═════ Selected passage ═════

Posted by gary gibson at Tuesday, May 06, 2008 0 comments Links to this post
5/05/2008
Two Fingers to DRM
I just spent the better part of a fruitless, irritating, enormously frustrating hour on my girlfriend's windows-running laptop, attempting to make it play a collection of classical music she purchased from the Napster website several months ago. Since then, the computer has been rebooted, and using Napster's 'licence renewal' software to allow her to play that music simply doesn't work. Attempts to update licences by any means results in broken links and crashing software. For legally purchased tracks. By the end of the hour, I felt like picking the laptop up and using it to make a serious dent in something. especially if that something was the soft, squishy, worm-like face of whichever moron thought DRM was a good idea.
In case you're wondering, I regard myself as at least reasonably savvy with a computer (or at least Macs since I dumped Windows for good), but my girlfriend, like the vast majority of people, only needs or wants to know enough to switch hers on, type up documents, play some music while she's prepping for her day's work, and finally switch it off again. Issues like 'DRM' and 'restrictive licensing' are not familiar concepts to her - but they are to me.
This was my first direct encounter with DRM issues, since I only buy physical CD's (which are then ripped to MP3, and therefore act primarily as a backup), and never buy MP3 downloads. The experience left me in absolutely no doubt why people pirate music; the overwhelming feeling I had after all that time wasted trying to help someone play music which they had paid for was that I wanted to stand in front of the main offices of every music business actively supporting DRM and shout fuck you at the top of my voice.
Don't get me wrong, I'm a working writer, and I want to be paid for what I do. I know if I were a professional musician, I'd certainly want to get paid for what I do. I like to believe most people would happily pay for the art, writing and music they value. And although I've felt intellectually DRM is not the way forward for some time, the anger I feel at my encounter with restrictive software provides a certain emotional weight to the issue I hadn't previously experienced. I consider this to be a lesson well learned.
Posted by gary gibson at Monday, May 05, 2008 1 comments Links to this post
5/03/2008
Britannica for free
The Britannica Encyclopedia recently started handing out free, one-year subscriptions to select online 'publishers' (meaning journalists and bloggers) who were required to submit details of their website or blog as part of the application process. That meant if your blog solely consisted of photographs of Britney's cleavage or an introspective analysis of your growing telepathic commmunion with the cockroaches living under your sink, the chances were you weren't going to get it. Fortunately, being a science fiction writer means you do get it, after a three or four day wait to find out if you make the grade.

═════ Supplied information ═════

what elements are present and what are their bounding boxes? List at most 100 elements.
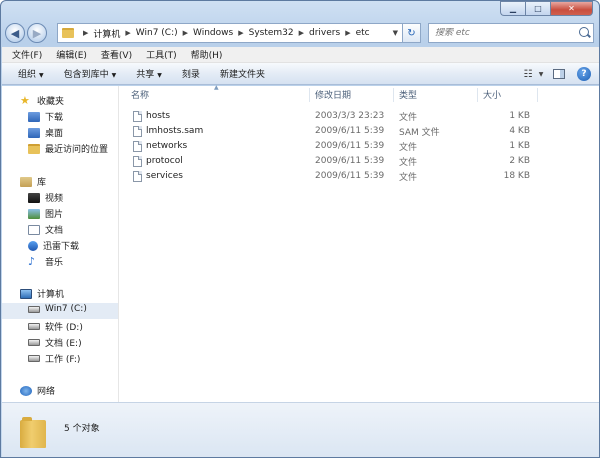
windows-drive-icon <box>28 305 40 313</box>
share-label: 共享 <box>136 70 155 80</box>
chevron-down-icon[interactable]: ▼ <box>537 71 545 78</box>
sidebar-item-drive-c[interactable]: Win7 (C:) <box>28 304 87 314</box>
file-type: 文件 <box>399 157 418 168</box>
breadcrumb-computer[interactable]: 计算机 <box>93 27 120 40</box>
chevron-down-icon: ▼ <box>39 72 44 79</box>
sidebar-label: 网络 <box>37 387 56 397</box>
sidebar-label: 迅雷下载 <box>43 242 80 252</box>
sidebar-label: 图片 <box>45 210 64 220</box>
menu-edit[interactable]: 编辑(E) <box>56 48 87 61</box>
sidebar-item-drive-e[interactable]: 文档 (E:) <box>28 336 82 349</box>
menu-file[interactable]: 文件(F) <box>12 48 42 61</box>
sidebar-item-music[interactable]: ♪ 音乐 <box>28 255 63 268</box>
chevron-right-icon[interactable]: ▶ <box>299 29 304 37</box>
sidebar-item-documents[interactable]: 文档 <box>28 223 63 236</box>
forward-button[interactable]: ▶ <box>27 23 47 43</box>
file-row-lmhosts[interactable]: lmhosts.sam 2009/6/11 5:39 SAM 文件 4 KB <box>131 124 541 138</box>
explorer-window: ▁ □ ✕ ◀ ▶ ▶ 计算机 ▶ Win7 (C:) ▶ Windows ▶ … <box>0 0 600 458</box>
caption-buttons: ▁ □ ✕ <box>500 1 593 16</box>
refresh-button[interactable]: ↻ <box>403 23 421 43</box>
share-button[interactable]: 共享 ▼ <box>136 67 162 80</box>
column-divider[interactable] <box>393 88 394 102</box>
minimize-button[interactable]: ▁ <box>500 1 525 16</box>
sidebar-item-pictures[interactable]: 图片 <box>28 207 63 220</box>
file-list: 名称 ▲ 修改日期 类型 大小 hosts 2003/3/3 23:23 文件 … <box>119 84 599 402</box>
column-header-name[interactable]: 名称 <box>131 88 149 102</box>
file-row-hosts[interactable]: hosts 2003/3/3 23:23 文件 1 KB <box>131 109 541 123</box>
file-date: 2003/3/3 23:23 <box>315 111 385 121</box>
menu-view[interactable]: 查看(V) <box>101 48 132 61</box>
sidebar-computer[interactable]: 计算机 <box>20 287 64 300</box>
chevron-right-icon[interactable]: ▶ <box>83 29 88 37</box>
organize-button[interactable]: 组织 ▼ <box>18 67 44 80</box>
close-button[interactable]: ✕ <box>550 1 593 16</box>
breadcrumb-windows[interactable]: Windows <box>193 28 233 38</box>
sidebar-item-drive-d[interactable]: 软件 (D:) <box>28 320 83 333</box>
file-icon <box>133 125 142 137</box>
burn-button[interactable]: 刻录 <box>182 67 200 80</box>
file-size: 1 KB <box>509 141 530 151</box>
drive-icon <box>28 323 40 330</box>
address-bar[interactable]: ▶ 计算机 ▶ Win7 (C:) ▶ Windows ▶ System32 ▶… <box>57 23 403 43</box>
menu-help[interactable]: 帮助(H) <box>191 48 223 61</box>
column-divider[interactable] <box>537 88 538 102</box>
file-type: 文件 <box>399 112 418 123</box>
chevron-right-icon[interactable]: ▶ <box>345 29 350 37</box>
file-size: 4 KB <box>509 126 530 136</box>
column-header-date[interactable]: 修改日期 <box>315 88 351 102</box>
video-icon <box>28 192 40 203</box>
breadcrumb-system32[interactable]: System32 <box>249 28 294 38</box>
toolbar-right: ☷ ▼ ? <box>519 63 599 85</box>
file-row-networks[interactable]: networks 2009/6/11 5:39 文件 1 KB <box>131 139 541 153</box>
search-icon[interactable] <box>579 27 589 37</box>
search-box[interactable] <box>428 23 594 43</box>
file-size: 18 KB <box>503 171 530 181</box>
sidebar-item-desktop[interactable]: 桌面 <box>28 126 63 139</box>
column-divider[interactable] <box>309 88 310 102</box>
command-bar: 组织 ▼ 包含到库中 ▼ 共享 ▼ 刻录 新建文件夹 ☷ ▼ ? <box>2 63 599 85</box>
sidebar-item-downloads[interactable]: 下载 <box>28 110 63 123</box>
item-count: 5 个对象 <box>64 424 100 434</box>
help-icon[interactable]: ? <box>577 67 591 81</box>
back-button[interactable]: ◀ <box>5 23 25 43</box>
search-input[interactable] <box>435 28 575 38</box>
sidebar-label: 计算机 <box>37 290 65 300</box>
sidebar-item-videos[interactable]: 视频 <box>28 191 63 204</box>
new-folder-button[interactable]: 新建文件夹 <box>220 67 265 80</box>
breadcrumb-drive[interactable]: Win7 (C:) <box>136 28 178 38</box>
navigation-bar: ◀ ▶ ▶ 计算机 ▶ Win7 (C:) ▶ Windows ▶ System… <box>5 23 595 45</box>
column-header-type[interactable]: 类型 <box>399 88 417 102</box>
file-date: 2009/6/11 5:39 <box>315 141 385 151</box>
chevron-right-icon[interactable]: ▶ <box>125 29 130 37</box>
chevron-down-icon[interactable]: ▼ <box>393 29 398 37</box>
sidebar-label: 视频 <box>45 194 64 204</box>
preview-pane-icon[interactable] <box>553 69 565 79</box>
sidebar-libraries[interactable]: 库 <box>20 175 46 188</box>
breadcrumb-etc[interactable]: etc <box>356 28 370 38</box>
thunder-download-icon <box>28 240 38 251</box>
file-type: 文件 <box>399 172 418 183</box>
column-header-size[interactable]: 大小 <box>483 88 501 102</box>
maximize-button[interactable]: □ <box>525 1 550 16</box>
picture-icon <box>28 208 40 219</box>
file-icon <box>133 155 142 167</box>
column-divider[interactable] <box>477 88 478 102</box>
include-library-button[interactable]: 包含到库中 ▼ <box>64 67 117 80</box>
view-options-icon[interactable]: ☷ <box>519 69 537 80</box>
recent-places-icon <box>28 143 40 154</box>
sidebar-item-thunder[interactable]: 迅雷下载 <box>28 239 79 252</box>
file-date: 2009/6/11 5:39 <box>315 156 385 166</box>
sidebar-label: 桌面 <box>45 129 64 139</box>
sidebar-network[interactable]: 网络 <box>20 384 55 397</box>
chevron-right-icon[interactable]: ▶ <box>238 29 243 37</box>
file-row-services[interactable]: services 2009/6/11 5:39 文件 18 KB <box>131 169 541 183</box>
menu-tools[interactable]: 工具(T) <box>146 48 177 61</box>
file-row-protocol[interactable]: protocol 2009/6/11 5:39 文件 2 KB <box>131 154 541 168</box>
breadcrumb-drivers[interactable]: drivers <box>309 28 340 38</box>
chevron-right-icon[interactable]: ▶ <box>183 29 188 37</box>
sidebar-label: 音乐 <box>45 258 64 268</box>
sidebar-item-recent[interactable]: 最近访问的位置 <box>28 142 108 155</box>
chevron-down-icon: ▼ <box>157 72 162 79</box>
sidebar-favorites[interactable]: ★ 收藏夹 <box>20 94 64 107</box>
sidebar-item-drive-f[interactable]: 工作 (F:) <box>28 352 80 365</box>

═════

» Written problem 1: Tally the lines in the rows above that contain the string "date", and give only that number.
» Written problem 2: Resume the blog excerpt about DRM and a free Britannica subscription, writing on from its final sentence.

» Exercise result 1: 4

» Exercise result 2:
Not only that, once you're signed up you can place widgets on your page that not only display a piece of information presumably pertinent to your blog entry, but that also links to the full Britannica article without the need for the casual blog-reader to sign up to it themselves. The same is true for straightforward hypertext links like the one in the next paragraph; click on it and you get the full article - but only that article. But what really matters is I now have full access to Britannica for a year, and that means I can do more research (when I'm not, you know, making stuff up, which is most of the time).
I couldn't help but compare two articles on the same subject, one in Britannica, and one in Wikipedia, on the Chinese god-emperor Fuxi (or Fu Xi, or Fu Hsi); the Britannica info is relatively sparse, but the Wikipedia article is highly detailed. Although it's also quite telling the depth to which the Wikipedia article goes into cinematic representations of Fuxi in a variety of Chinese fantasy films (The reason I'm checking such things is I'm naming two planets after Fuxi and his sister/wife Nuwa. History is apparently unclear on exactly which she was).
On an initial glance, I'd say the Wikipedia article is actually a lot more useful because of the depth it goes into by comparison to the Britannica article. I've heard people complain about the supposed inaccuracy of Wikipedia articles, but those same people never seem to have heard of a little thing called cross-checking.
If you need to make sure your facts are right, check at least two different sources of the same information and see what each says. That's where the value of a free Britannica subscription comes in - although it's own accuracy has been questioned or challenged, and being printed on paper is not in itself an automatic guarantee of such.
My usual research policy is to start with Wikipedia, then either google specific related terms or follow-through some of the online references often found on a Wikipedia page. Sometimes, of course, a trip to a physical library is required, but given I'm living in Asia for the moment, my research is by necessity almost entirely online. Good research, to my mind, means finding not only the commonalities in two sources of information on the same subject, but also gleaning minor but illuminating details to be found only in one or the other.
Now my routine is: check Wikipedia, check what Britannica says by comparison, see what a google search kicks up, ask friends and acquaintances for help if I need any more info related to their particular disciplines (amongst whom I count physicists, game programmers, artificial intelligence researchers, astronomers and those well versed in Babylonian mythology), and work on from there.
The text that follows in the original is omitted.